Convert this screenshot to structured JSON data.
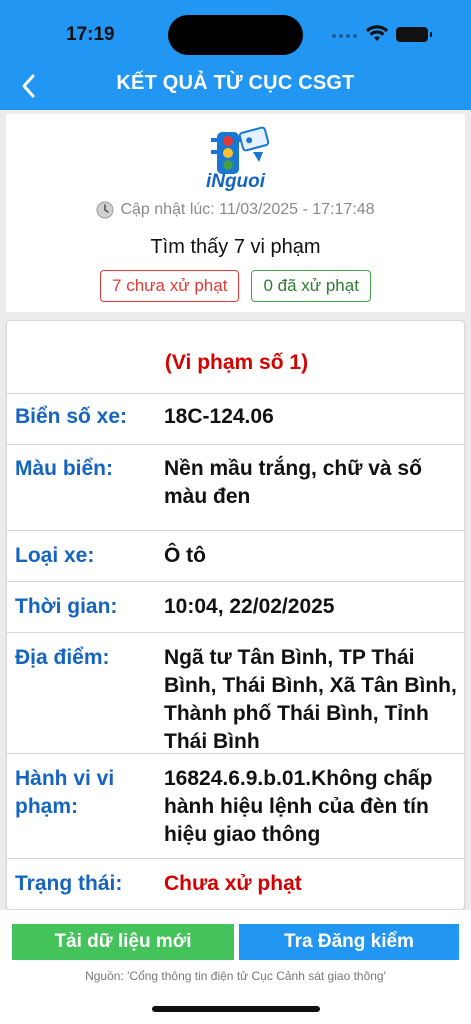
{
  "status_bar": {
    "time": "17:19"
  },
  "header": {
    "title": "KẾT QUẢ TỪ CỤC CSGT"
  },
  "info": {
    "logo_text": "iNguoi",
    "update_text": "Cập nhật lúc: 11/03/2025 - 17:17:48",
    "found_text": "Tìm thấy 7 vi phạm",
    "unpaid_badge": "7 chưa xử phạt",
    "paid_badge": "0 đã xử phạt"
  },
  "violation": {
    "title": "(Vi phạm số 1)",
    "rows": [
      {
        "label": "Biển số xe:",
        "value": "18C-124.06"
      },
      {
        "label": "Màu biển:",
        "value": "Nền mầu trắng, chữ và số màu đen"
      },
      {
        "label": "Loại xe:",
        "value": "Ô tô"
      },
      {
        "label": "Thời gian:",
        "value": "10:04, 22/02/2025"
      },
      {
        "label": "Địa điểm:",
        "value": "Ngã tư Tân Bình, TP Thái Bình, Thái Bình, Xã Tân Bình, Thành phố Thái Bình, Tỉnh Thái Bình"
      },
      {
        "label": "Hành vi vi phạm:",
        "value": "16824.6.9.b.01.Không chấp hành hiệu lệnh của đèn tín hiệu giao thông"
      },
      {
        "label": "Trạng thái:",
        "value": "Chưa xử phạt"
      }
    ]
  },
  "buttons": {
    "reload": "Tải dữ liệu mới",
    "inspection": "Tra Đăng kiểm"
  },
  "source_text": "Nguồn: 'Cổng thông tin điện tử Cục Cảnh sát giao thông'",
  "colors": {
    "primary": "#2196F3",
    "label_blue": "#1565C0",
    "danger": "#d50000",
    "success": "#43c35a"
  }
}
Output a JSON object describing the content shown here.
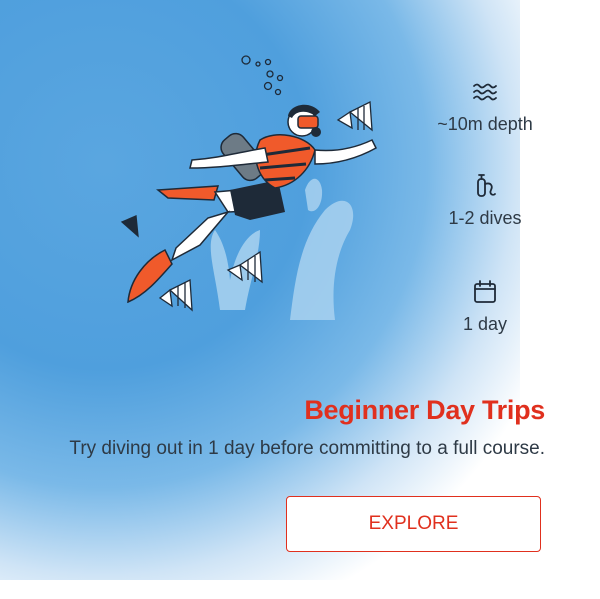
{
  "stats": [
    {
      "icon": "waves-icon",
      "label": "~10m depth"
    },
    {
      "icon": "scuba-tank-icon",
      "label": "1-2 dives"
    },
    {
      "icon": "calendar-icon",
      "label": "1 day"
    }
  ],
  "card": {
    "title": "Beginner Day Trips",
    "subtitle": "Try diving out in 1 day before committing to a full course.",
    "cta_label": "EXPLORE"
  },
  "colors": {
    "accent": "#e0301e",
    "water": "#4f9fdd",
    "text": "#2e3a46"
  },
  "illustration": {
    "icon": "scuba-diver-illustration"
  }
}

━━━━━━━━━━━━━━━━━━━━

Short task:
Restate word for word, please, the line containing "Output a JSON" and all lines after it through the end of the material; the pictures do not belong in the copy.

The completed task:
Output a JSON object describing the content shown here.
{
  "stats": [
    {
      "icon": "waves-icon",
      "label": "~10m depth"
    },
    {
      "icon": "scuba-tank-icon",
      "label": "1-2 dives"
    },
    {
      "icon": "calendar-icon",
      "label": "1 day"
    }
  ],
  "card": {
    "title": "Beginner Day Trips",
    "subtitle": "Try diving out in 1 day before committing to a full course.",
    "cta_label": "EXPLORE"
  },
  "colors": {
    "accent": "#e0301e",
    "water": "#4f9fdd",
    "text": "#2e3a46"
  },
  "illustration": {
    "icon": "scuba-diver-illustration"
  }
}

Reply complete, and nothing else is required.